> **REQUIRED WORK**
Give the data below again, word for word.

> **INPUT ROWS**

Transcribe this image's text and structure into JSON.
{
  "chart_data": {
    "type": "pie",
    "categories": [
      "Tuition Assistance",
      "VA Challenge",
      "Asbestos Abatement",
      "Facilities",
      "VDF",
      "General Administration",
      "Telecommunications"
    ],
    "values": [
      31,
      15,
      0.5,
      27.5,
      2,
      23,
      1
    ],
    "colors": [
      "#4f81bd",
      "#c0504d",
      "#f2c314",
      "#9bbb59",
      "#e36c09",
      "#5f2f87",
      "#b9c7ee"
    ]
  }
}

> **TASK RESPONSE**
Transcribe this image's text and structure into JSON.
{
  "chart_data": {
    "type": "pie",
    "categories": [
      "Tuition Assistance",
      "VA Challenge",
      "Asbestos Abatement",
      "Facilities",
      "VDF",
      "General Administration",
      "Telecommunications"
    ],
    "values": [
      31,
      15,
      0.5,
      27.5,
      2,
      23,
      1
    ],
    "colors": [
      "#4f81bd",
      "#c0504d",
      "#f2c314",
      "#9bbb59",
      "#e36c09",
      "#5f2f87",
      "#b9c7ee"
    ]
  }
}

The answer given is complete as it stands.